# What to work on
Write out each line from the data below that includes the word "open".

(Recorded data)
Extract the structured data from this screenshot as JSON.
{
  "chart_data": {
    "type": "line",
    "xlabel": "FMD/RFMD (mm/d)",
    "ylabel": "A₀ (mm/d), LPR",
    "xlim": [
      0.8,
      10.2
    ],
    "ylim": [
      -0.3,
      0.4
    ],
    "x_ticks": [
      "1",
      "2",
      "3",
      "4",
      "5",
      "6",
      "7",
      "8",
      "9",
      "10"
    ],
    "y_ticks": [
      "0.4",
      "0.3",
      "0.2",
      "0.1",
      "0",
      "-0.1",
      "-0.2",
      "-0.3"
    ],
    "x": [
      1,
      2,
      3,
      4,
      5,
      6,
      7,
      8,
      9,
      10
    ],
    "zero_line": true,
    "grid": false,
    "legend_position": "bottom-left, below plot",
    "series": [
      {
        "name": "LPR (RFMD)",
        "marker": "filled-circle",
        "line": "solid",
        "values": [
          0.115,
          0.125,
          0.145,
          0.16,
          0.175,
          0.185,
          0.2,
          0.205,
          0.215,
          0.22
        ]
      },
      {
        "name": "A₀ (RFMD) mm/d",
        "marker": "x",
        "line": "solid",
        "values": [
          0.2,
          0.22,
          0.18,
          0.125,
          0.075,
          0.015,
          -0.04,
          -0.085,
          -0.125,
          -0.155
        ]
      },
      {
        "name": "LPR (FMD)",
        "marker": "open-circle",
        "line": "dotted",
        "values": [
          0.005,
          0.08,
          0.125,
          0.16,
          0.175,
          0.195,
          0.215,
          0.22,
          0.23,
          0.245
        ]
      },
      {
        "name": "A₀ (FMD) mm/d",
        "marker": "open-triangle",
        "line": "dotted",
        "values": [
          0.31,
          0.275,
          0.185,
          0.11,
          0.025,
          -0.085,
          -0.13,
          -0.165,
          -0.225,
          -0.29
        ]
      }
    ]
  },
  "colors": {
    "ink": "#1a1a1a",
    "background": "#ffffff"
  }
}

# The output
        "marker": "open-circle",
        "marker": "open-triangle",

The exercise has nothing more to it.